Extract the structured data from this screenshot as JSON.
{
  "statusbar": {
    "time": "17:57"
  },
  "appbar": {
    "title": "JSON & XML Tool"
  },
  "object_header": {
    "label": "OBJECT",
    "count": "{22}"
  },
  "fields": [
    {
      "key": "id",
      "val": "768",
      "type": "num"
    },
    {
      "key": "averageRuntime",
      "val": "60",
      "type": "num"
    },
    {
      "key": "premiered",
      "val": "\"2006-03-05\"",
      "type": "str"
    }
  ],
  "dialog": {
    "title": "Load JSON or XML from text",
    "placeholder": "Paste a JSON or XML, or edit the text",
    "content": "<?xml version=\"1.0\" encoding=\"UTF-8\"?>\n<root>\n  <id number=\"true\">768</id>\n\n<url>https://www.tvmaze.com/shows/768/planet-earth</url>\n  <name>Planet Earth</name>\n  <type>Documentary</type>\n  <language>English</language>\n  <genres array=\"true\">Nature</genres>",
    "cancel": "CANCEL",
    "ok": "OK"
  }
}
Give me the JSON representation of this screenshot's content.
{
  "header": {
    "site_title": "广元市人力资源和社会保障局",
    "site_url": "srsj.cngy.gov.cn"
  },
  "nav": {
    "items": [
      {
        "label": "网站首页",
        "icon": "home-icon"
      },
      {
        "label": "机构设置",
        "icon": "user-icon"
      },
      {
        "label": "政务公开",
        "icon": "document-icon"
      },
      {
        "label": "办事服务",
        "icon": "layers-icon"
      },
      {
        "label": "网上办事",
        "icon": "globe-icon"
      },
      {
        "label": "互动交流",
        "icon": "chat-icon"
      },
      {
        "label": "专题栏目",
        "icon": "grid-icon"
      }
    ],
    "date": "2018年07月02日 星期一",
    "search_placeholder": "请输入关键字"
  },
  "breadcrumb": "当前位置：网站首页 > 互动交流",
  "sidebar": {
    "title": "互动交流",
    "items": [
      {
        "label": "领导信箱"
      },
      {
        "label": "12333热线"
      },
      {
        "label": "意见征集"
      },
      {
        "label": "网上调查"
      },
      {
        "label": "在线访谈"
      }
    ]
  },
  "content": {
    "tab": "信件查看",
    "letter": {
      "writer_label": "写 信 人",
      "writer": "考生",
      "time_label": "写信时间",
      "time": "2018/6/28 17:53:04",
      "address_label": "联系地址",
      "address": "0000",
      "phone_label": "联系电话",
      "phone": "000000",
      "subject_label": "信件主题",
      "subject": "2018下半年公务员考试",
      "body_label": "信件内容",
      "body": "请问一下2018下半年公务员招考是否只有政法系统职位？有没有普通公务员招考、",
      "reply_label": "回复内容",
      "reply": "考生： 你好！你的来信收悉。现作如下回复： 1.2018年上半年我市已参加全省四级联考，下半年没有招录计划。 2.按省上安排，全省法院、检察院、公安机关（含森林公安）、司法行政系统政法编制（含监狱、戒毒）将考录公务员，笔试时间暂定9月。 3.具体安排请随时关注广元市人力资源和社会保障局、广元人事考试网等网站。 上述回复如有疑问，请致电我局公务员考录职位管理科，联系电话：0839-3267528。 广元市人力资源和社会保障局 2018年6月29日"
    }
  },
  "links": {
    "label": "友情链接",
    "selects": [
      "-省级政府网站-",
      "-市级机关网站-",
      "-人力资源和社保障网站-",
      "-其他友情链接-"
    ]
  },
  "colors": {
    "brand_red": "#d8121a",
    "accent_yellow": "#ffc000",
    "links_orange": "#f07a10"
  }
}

==*==

**Exercise requirements**
Take the records above and return them exactly as written.

**Reply**
Extract the structured data from this screenshot as JSON.
{
  "statusbar": {
    "time": "17:57"
  },
  "appbar": {
    "title": "JSON & XML Tool"
  },
  "object_header": {
    "label": "OBJECT",
    "count": "{22}"
  },
  "fields": [
    {
      "key": "id",
      "val": "768",
      "type": "num"
    },
    {
      "key": "averageRuntime",
      "val": "60",
      "type": "num"
    },
    {
      "key": "premiered",
      "val": "\"2006-03-05\"",
      "type": "str"
    }
  ],
  "dialog": {
    "title": "Load JSON or XML from text",
    "placeholder": "Paste a JSON or XML, or edit the text",
    "content": "<?xml version=\"1.0\" encoding=\"UTF-8\"?>\n<root>\n  <id number=\"true\">768</id>\n\n<url>https://www.tvmaze.com/shows/768/planet-earth</url>\n  <name>Planet Earth</name>\n  <type>Documentary</type>\n  <language>English</language>\n  <genres array=\"true\">Nature</genres>",
    "cancel": "CANCEL",
    "ok": "OK"
  }
}
Give me the JSON representation of this screenshot's content.
{
  "header": {
    "site_title": "广元市人力资源和社会保障局",
    "site_url": "srsj.cngy.gov.cn"
  },
  "nav": {
    "items": [
      {
        "label": "网站首页",
        "icon": "home-icon"
      },
      {
        "label": "机构设置",
        "icon": "user-icon"
      },
      {
        "label": "政务公开",
        "icon": "document-icon"
      },
      {
        "label": "办事服务",
        "icon": "layers-icon"
      },
      {
        "label": "网上办事",
        "icon": "globe-icon"
      },
      {
        "label": "互动交流",
        "icon": "chat-icon"
      },
      {
        "label": "专题栏目",
        "icon": "grid-icon"
      }
    ],
    "date": "2018年07月02日 星期一",
    "search_placeholder": "请输入关键字"
  },
  "breadcrumb": "当前位置：网站首页 > 互动交流",
  "sidebar": {
    "title": "互动交流",
    "items": [
      {
        "label": "领导信箱"
      },
      {
        "label": "12333热线"
      },
      {
        "label": "意见征集"
      },
      {
        "label": "网上调查"
      },
      {
        "label": "在线访谈"
      }
    ]
  },
  "content": {
    "tab": "信件查看",
    "letter": {
      "writer_label": "写 信 人",
      "writer": "考生",
      "time_label": "写信时间",
      "time": "2018/6/28 17:53:04",
      "address_label": "联系地址",
      "address": "0000",
      "phone_label": "联系电话",
      "phone": "000000",
      "subject_label": "信件主题",
      "subject": "2018下半年公务员考试",
      "body_label": "信件内容",
      "body": "请问一下2018下半年公务员招考是否只有政法系统职位？有没有普通公务员招考、",
      "reply_label": "回复内容",
      "reply": "考生： 你好！你的来信收悉。现作如下回复： 1.2018年上半年我市已参加全省四级联考，下半年没有招录计划。 2.按省上安排，全省法院、检察院、公安机关（含森林公安）、司法行政系统政法编制（含监狱、戒毒）将考录公务员，笔试时间暂定9月。 3.具体安排请随时关注广元市人力资源和社会保障局、广元人事考试网等网站。 上述回复如有疑问，请致电我局公务员考录职位管理科，联系电话：0839-3267528。 广元市人力资源和社会保障局 2018年6月29日"
    }
  },
  "links": {
    "label": "友情链接",
    "selects": [
      "-省级政府网站-",
      "-市级机关网站-",
      "-人力资源和社保障网站-",
      "-其他友情链接-"
    ]
  },
  "colors": {
    "brand_red": "#d8121a",
    "accent_yellow": "#ffc000",
    "links_orange": "#f07a10"
  }
}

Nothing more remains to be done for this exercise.